Data excerpts
BEGIN
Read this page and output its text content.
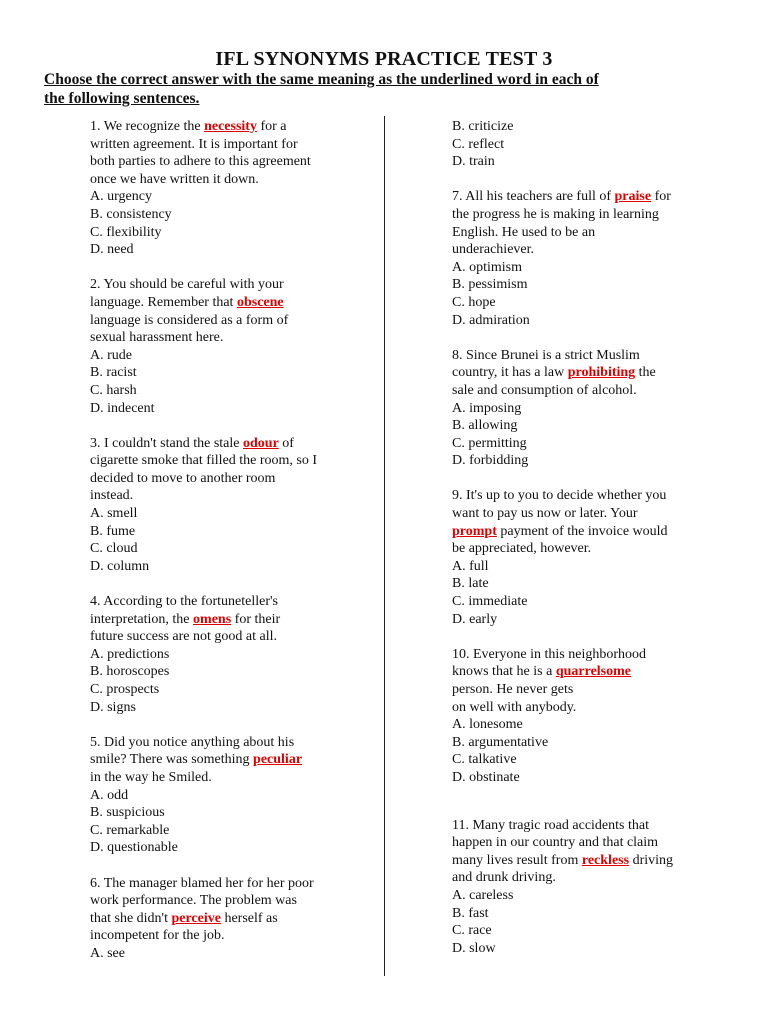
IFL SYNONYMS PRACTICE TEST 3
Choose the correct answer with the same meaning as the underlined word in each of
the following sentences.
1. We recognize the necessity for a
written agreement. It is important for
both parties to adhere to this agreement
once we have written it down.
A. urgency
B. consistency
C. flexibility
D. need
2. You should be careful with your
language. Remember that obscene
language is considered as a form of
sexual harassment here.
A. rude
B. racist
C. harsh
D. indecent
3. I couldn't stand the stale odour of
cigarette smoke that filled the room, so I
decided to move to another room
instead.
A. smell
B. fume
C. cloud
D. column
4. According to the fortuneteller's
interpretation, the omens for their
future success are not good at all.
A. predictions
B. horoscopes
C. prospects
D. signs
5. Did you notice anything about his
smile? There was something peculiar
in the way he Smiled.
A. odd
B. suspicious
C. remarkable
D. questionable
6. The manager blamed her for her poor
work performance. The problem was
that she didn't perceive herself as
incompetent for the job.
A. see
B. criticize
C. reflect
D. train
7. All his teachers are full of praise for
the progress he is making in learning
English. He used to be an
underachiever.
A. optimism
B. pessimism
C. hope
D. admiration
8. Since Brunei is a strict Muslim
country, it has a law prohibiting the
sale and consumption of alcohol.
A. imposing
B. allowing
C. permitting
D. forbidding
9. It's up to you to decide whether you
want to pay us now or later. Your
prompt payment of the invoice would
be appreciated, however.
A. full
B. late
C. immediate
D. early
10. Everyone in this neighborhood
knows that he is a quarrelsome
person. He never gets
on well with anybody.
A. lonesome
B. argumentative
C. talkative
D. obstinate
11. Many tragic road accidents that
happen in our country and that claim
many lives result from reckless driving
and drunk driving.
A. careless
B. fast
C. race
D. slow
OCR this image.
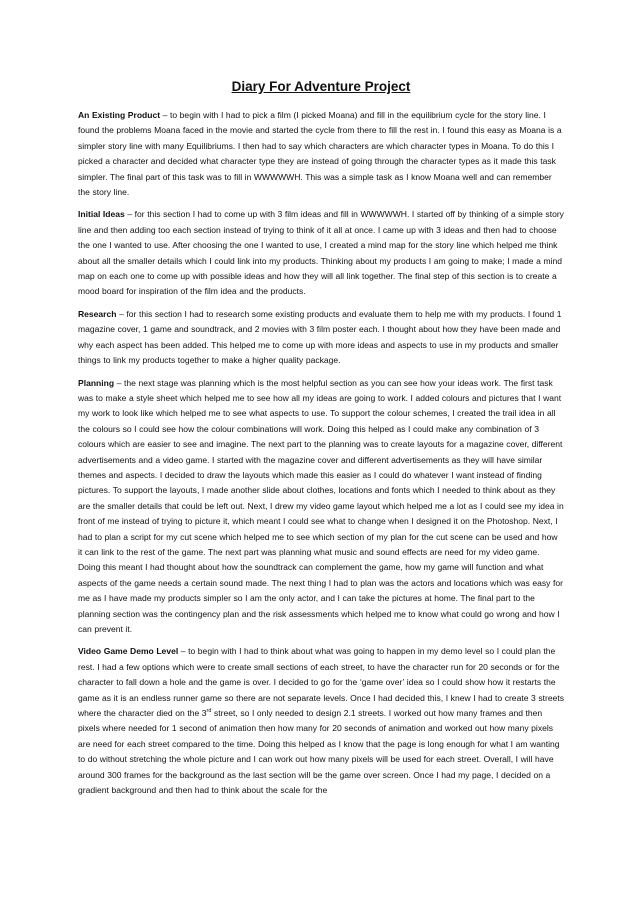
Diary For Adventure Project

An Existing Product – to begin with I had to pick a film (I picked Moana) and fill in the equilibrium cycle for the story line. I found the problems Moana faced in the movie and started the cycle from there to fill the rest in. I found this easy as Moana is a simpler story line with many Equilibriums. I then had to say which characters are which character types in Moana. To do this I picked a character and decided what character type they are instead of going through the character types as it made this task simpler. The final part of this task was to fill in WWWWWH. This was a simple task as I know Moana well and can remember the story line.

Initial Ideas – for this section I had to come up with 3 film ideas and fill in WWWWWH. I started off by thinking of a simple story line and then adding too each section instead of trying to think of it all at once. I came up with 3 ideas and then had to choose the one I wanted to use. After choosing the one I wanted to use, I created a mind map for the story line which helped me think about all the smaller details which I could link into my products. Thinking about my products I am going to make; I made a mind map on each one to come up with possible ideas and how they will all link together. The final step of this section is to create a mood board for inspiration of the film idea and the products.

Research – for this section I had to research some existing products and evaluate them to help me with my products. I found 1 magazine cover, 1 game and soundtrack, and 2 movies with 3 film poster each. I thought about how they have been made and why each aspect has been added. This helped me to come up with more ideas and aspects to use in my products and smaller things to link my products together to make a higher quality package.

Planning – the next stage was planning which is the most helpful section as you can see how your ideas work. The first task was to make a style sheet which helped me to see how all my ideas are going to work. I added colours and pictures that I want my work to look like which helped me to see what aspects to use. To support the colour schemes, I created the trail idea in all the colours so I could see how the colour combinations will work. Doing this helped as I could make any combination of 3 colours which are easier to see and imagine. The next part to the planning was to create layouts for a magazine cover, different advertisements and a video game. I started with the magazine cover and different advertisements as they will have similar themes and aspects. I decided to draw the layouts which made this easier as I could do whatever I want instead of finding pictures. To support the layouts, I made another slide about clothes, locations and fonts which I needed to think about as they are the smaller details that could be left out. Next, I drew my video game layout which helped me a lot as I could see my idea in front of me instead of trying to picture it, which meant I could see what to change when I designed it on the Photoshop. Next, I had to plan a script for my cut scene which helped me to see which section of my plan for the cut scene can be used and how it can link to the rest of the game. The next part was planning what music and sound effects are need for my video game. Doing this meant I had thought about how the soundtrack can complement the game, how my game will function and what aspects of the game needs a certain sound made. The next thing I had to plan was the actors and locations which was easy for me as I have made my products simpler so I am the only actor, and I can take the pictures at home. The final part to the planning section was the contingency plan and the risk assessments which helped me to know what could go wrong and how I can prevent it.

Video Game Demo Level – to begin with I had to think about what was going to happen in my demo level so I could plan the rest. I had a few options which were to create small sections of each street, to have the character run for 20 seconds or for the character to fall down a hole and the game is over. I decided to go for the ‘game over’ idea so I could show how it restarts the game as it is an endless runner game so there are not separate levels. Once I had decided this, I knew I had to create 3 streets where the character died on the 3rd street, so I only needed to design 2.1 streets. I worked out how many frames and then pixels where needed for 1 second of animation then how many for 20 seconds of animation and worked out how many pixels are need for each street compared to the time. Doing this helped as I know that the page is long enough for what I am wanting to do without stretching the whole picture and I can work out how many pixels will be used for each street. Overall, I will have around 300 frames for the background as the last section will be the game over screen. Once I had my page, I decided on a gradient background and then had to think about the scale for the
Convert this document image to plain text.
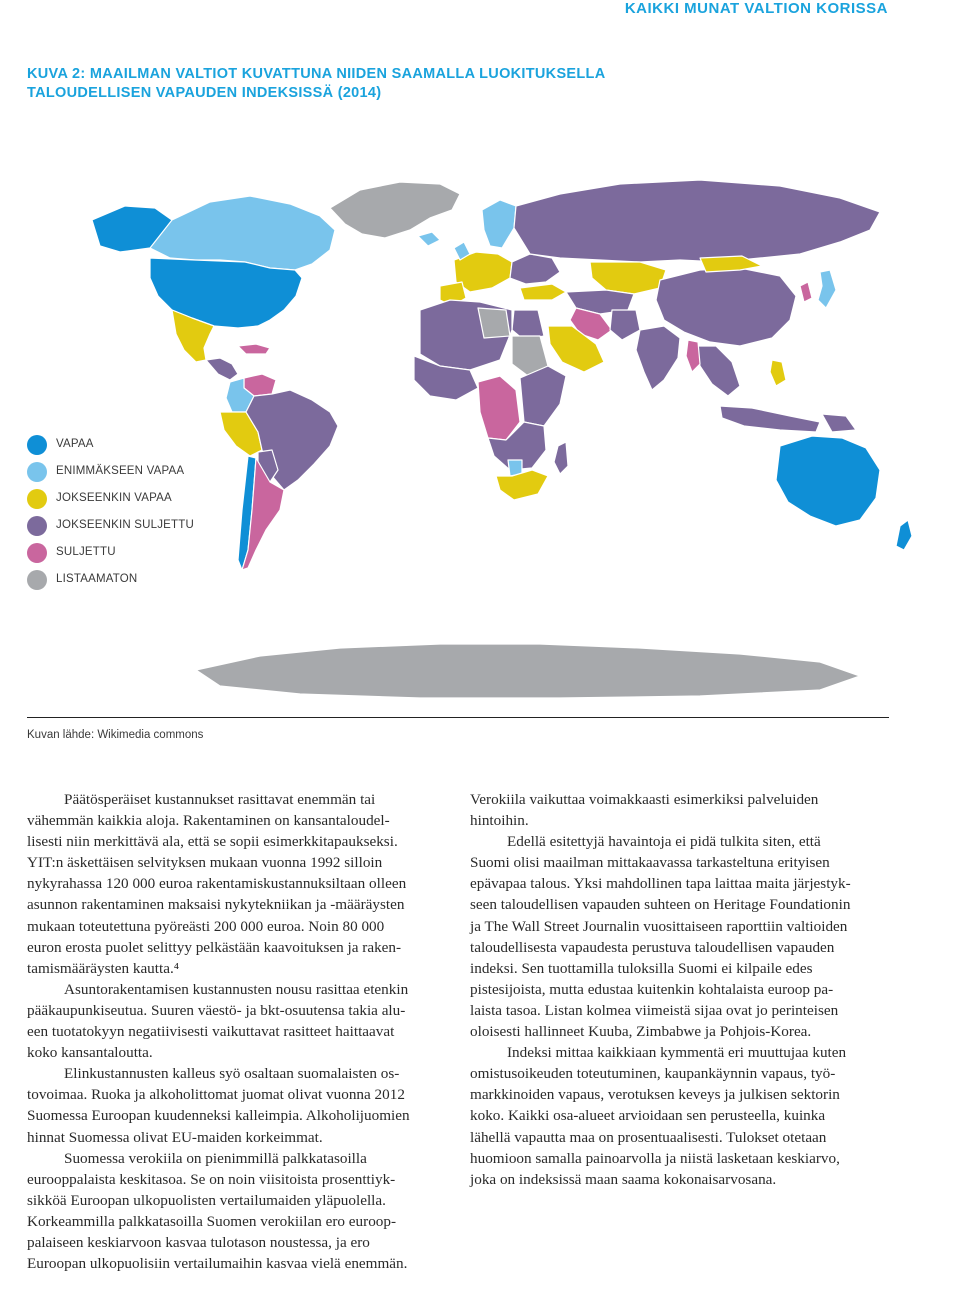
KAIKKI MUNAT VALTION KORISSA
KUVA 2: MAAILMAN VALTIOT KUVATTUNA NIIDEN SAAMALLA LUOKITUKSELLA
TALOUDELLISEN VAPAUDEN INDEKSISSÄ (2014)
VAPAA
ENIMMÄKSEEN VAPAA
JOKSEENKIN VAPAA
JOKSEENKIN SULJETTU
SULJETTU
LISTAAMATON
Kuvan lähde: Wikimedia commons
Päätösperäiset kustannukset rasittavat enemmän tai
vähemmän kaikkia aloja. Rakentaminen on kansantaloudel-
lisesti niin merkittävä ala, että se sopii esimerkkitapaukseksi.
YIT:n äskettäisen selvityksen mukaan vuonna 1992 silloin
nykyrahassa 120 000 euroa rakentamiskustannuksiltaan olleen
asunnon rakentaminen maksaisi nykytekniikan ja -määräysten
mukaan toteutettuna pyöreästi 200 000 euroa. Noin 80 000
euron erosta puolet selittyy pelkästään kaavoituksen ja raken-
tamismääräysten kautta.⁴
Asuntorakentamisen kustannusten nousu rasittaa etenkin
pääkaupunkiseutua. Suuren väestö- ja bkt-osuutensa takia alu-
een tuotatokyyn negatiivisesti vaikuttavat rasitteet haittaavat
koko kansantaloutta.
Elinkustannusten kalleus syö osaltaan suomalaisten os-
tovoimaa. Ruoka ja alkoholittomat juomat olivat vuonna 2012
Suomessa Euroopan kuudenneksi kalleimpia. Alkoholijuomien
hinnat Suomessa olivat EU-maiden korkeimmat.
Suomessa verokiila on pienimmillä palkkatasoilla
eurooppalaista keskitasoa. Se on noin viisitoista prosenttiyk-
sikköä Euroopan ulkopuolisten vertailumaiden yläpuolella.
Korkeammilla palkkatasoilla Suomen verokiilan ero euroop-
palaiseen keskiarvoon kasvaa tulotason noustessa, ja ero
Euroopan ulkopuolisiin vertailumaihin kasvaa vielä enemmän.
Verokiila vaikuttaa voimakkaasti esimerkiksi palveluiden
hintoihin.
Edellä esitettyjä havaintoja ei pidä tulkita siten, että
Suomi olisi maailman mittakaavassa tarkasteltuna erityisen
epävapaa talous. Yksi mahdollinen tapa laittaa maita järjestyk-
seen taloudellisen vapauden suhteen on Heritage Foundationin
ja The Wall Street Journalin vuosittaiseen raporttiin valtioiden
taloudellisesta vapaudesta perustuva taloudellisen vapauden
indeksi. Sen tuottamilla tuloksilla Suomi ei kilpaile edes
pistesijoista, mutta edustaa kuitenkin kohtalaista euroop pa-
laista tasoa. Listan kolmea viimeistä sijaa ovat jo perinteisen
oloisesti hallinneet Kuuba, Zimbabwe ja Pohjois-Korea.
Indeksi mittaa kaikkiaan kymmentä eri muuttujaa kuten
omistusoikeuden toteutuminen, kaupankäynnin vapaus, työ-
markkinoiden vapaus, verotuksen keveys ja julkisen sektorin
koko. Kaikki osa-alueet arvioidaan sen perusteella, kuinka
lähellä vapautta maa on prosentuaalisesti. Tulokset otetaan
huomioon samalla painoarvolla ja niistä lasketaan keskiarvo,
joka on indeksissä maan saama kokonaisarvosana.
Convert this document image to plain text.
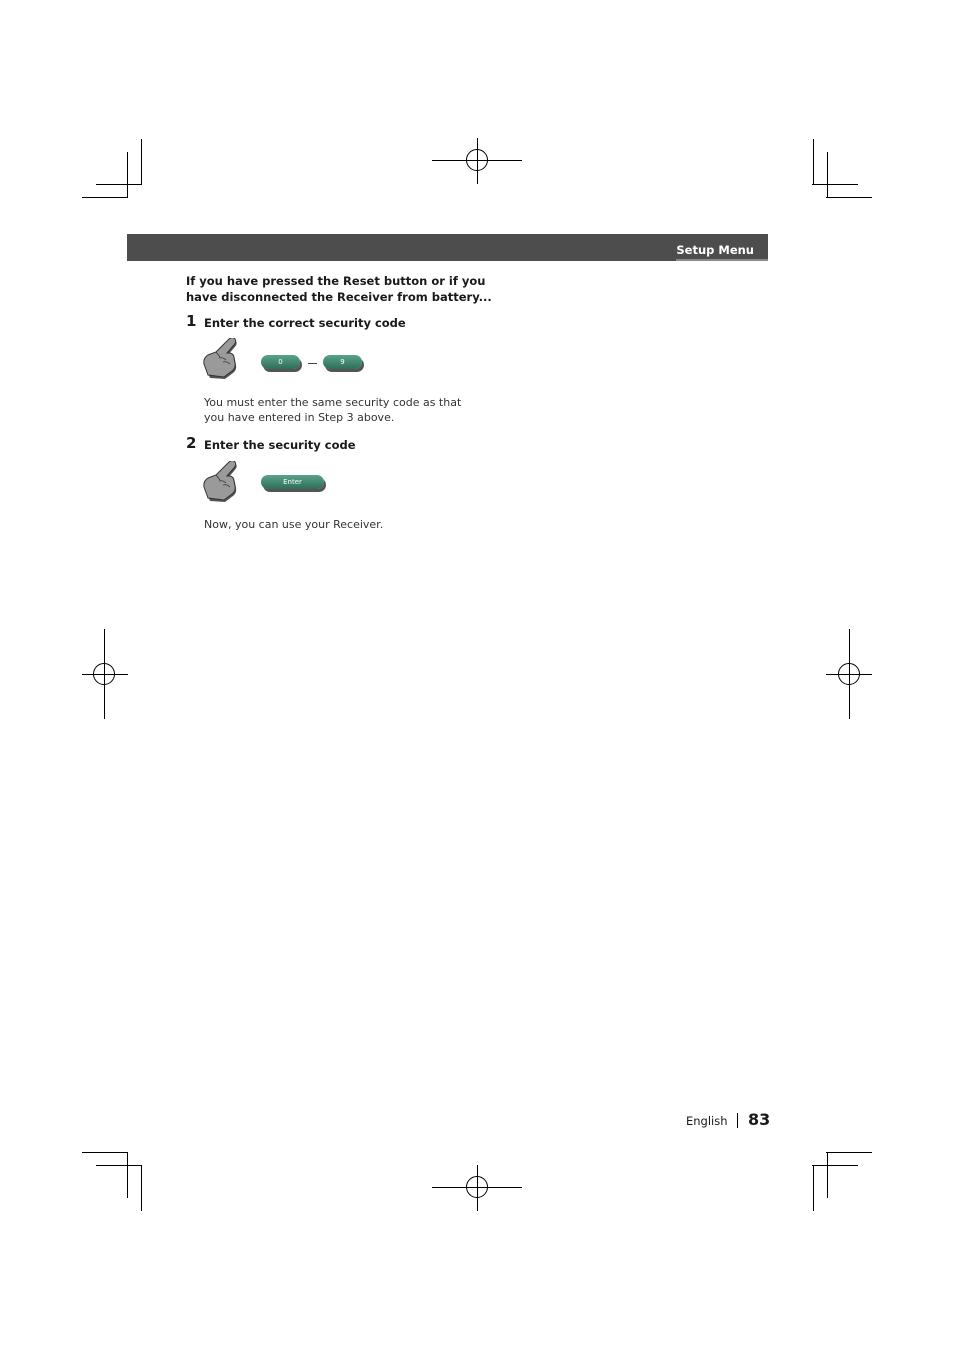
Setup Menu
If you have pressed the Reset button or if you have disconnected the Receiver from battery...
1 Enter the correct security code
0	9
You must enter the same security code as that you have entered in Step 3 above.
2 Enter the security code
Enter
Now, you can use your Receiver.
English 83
END
[AIM OF THE TASK]: Locate all lines in the listing above with the word "correct". Copy them.

[IN RESPONSE]:
Choose the correct answer with the same meaning as the underlined word in each of
1 Enter the correct security code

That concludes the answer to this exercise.